== WORK INSTRUCTIONS ==
In the listing below, find every line containing "vCard" and copy it out.

== MATERIAL SUPPLIED ==

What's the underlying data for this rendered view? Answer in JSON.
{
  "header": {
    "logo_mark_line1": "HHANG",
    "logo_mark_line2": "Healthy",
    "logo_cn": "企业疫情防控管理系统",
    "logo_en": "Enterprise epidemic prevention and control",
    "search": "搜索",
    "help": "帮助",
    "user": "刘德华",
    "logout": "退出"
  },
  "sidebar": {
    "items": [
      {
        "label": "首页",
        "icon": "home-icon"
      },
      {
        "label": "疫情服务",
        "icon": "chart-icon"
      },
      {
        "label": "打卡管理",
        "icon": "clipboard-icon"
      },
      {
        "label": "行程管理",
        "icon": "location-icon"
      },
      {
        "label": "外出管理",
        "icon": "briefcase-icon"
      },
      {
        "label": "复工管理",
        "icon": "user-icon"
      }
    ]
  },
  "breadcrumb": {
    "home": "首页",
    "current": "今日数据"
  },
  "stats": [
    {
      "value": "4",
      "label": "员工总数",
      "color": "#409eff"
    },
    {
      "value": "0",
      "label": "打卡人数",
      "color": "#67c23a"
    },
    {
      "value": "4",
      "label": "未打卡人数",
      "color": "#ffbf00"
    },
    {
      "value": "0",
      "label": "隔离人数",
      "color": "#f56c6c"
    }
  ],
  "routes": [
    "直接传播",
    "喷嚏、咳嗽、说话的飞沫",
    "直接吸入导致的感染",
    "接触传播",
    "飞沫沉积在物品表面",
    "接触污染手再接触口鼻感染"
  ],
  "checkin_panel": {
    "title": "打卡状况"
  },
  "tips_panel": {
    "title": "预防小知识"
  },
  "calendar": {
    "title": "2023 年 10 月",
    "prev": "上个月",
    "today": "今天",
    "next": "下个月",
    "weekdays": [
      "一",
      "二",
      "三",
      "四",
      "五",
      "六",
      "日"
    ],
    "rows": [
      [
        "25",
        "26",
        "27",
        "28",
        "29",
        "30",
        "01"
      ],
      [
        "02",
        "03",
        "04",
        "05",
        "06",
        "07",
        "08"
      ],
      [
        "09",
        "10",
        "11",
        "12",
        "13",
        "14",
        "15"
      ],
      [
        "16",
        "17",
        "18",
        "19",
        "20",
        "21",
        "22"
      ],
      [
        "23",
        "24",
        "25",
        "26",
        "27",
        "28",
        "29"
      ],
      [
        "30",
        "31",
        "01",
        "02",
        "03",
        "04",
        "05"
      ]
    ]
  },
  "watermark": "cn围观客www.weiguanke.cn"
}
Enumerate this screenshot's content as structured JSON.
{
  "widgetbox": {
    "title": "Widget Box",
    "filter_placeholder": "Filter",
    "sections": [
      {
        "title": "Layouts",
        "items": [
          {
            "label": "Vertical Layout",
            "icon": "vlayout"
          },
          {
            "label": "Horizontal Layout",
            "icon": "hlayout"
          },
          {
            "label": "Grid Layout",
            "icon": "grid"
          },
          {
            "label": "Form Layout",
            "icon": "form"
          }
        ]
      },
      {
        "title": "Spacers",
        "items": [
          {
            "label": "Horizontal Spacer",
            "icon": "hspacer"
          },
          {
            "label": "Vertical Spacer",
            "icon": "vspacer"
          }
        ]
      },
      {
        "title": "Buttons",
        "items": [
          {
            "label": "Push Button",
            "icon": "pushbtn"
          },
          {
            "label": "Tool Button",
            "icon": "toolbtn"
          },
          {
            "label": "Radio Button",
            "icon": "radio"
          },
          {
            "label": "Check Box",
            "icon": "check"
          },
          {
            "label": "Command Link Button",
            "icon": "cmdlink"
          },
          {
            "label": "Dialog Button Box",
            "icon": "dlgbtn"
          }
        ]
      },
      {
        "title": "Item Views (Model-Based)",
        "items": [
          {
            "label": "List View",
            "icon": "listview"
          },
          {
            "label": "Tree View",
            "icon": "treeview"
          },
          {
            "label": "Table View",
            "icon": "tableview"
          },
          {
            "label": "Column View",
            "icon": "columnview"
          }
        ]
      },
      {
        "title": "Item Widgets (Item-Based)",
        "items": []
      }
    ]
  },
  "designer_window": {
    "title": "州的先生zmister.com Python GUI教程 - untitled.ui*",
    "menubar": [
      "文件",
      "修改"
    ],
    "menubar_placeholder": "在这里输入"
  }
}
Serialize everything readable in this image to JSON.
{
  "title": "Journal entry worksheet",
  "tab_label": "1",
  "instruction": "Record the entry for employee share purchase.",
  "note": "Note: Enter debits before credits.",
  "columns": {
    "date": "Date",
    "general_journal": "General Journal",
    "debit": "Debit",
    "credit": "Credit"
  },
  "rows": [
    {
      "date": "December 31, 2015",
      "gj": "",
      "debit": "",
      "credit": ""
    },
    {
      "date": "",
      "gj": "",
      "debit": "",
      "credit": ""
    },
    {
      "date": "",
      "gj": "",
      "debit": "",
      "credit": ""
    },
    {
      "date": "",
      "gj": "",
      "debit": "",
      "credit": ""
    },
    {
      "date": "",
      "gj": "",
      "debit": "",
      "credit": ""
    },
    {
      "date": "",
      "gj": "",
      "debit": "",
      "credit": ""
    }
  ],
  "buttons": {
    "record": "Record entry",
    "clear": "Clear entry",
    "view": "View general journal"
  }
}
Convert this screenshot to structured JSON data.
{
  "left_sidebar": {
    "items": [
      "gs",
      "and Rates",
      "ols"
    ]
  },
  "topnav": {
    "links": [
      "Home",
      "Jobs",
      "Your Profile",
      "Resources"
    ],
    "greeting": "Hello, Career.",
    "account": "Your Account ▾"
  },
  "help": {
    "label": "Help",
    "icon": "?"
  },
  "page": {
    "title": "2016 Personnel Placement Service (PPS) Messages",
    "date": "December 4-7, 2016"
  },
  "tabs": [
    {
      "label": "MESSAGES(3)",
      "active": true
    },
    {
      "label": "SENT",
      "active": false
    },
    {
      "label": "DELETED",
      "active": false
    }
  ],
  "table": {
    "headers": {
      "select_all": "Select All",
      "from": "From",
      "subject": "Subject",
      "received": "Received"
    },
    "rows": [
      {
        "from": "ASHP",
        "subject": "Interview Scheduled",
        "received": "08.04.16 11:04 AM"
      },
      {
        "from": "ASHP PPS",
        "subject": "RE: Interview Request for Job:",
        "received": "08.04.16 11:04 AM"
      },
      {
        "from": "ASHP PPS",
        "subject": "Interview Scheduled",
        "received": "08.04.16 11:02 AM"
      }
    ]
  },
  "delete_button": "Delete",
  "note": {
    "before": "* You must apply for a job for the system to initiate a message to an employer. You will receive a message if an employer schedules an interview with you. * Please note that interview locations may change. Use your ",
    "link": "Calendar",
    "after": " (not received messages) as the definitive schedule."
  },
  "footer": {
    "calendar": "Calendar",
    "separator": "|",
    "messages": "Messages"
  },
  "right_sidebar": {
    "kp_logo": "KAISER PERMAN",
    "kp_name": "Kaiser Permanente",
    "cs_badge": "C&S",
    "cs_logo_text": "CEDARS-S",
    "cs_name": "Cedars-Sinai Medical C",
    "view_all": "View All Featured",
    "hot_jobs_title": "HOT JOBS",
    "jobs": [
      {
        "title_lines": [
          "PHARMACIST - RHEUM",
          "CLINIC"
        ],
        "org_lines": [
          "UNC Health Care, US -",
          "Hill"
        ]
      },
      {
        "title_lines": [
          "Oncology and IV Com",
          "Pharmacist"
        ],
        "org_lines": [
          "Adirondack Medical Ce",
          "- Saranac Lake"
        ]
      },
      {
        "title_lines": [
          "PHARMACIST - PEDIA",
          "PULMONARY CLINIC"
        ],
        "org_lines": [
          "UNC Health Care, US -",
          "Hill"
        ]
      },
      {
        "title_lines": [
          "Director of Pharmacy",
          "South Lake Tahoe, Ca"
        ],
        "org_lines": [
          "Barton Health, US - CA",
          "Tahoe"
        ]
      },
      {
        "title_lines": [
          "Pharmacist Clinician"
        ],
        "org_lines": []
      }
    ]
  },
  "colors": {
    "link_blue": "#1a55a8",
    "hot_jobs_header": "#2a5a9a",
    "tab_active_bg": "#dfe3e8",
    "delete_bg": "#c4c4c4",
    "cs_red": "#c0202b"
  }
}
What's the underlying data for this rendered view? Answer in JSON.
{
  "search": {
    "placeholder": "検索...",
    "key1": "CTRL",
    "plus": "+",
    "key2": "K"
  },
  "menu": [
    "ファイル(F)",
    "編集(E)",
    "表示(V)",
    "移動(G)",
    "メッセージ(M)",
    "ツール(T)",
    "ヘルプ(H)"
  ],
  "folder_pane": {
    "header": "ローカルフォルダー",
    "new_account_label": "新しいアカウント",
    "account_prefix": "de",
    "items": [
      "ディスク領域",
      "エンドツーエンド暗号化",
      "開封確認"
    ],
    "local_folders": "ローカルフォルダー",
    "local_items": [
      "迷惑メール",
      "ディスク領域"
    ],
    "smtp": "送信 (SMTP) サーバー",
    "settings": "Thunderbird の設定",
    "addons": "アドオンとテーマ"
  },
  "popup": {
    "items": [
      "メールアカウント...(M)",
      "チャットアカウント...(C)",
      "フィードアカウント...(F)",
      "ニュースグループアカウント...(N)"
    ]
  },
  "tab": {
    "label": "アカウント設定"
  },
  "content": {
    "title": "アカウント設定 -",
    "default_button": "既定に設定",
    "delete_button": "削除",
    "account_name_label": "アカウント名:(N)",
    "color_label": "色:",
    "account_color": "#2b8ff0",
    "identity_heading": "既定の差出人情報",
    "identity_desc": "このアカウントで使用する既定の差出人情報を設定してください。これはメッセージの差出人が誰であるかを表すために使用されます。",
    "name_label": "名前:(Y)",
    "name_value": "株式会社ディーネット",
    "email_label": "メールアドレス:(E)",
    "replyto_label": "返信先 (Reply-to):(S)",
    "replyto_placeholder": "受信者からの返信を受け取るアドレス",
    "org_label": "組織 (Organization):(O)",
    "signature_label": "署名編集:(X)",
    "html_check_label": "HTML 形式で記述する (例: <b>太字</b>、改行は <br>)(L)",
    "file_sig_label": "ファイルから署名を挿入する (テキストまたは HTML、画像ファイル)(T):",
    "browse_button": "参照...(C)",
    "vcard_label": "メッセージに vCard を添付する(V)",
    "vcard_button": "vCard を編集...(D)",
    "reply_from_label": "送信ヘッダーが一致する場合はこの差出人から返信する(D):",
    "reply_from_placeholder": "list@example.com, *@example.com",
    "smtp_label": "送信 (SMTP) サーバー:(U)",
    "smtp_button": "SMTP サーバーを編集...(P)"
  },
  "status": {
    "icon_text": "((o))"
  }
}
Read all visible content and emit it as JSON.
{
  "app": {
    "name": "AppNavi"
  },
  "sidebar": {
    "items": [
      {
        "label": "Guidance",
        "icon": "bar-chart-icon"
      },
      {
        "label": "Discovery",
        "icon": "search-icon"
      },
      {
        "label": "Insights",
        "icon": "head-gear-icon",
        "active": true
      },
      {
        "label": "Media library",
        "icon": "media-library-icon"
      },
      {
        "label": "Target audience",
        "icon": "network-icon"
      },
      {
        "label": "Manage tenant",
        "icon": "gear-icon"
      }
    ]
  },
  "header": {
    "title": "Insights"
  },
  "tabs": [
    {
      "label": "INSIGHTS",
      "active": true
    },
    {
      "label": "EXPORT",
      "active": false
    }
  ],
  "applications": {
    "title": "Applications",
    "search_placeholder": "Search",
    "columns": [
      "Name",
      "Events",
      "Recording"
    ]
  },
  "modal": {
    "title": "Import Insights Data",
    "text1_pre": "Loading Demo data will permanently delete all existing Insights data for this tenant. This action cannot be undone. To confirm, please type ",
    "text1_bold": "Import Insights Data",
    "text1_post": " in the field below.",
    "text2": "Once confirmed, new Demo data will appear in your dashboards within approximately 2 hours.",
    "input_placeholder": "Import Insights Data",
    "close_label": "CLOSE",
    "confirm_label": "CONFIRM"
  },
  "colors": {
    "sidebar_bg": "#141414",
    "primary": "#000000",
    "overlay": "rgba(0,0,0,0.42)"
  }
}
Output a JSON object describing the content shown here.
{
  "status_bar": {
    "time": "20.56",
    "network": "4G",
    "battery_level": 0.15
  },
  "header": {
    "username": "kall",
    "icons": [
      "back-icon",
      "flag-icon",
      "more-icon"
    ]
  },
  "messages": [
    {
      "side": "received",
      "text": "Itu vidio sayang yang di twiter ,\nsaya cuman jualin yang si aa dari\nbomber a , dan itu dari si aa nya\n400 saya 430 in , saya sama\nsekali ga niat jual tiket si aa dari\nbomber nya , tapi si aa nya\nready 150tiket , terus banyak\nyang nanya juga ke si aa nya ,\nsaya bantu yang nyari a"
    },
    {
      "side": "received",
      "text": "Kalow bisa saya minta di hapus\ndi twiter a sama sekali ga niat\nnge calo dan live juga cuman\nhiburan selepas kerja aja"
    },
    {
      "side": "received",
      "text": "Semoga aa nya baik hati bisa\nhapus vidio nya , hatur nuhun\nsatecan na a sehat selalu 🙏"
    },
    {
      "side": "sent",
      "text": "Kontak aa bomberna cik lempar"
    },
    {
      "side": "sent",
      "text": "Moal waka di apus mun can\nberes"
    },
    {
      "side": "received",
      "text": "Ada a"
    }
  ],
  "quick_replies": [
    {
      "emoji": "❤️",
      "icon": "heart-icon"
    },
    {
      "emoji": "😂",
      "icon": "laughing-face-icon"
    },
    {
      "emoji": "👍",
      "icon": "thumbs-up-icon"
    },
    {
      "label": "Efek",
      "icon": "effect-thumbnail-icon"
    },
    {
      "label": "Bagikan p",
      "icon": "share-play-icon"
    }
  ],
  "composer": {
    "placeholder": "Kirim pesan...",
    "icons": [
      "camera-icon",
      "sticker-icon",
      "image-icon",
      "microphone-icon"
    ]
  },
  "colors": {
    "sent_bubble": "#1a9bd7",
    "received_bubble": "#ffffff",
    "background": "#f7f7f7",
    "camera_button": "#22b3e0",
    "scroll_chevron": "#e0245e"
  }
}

== ANSWER TO THE PROBLEM ==
    "vcard_label": "メッセージに vCard を添付する(V)",
    "vcard_button": "vCard を編集...(D)",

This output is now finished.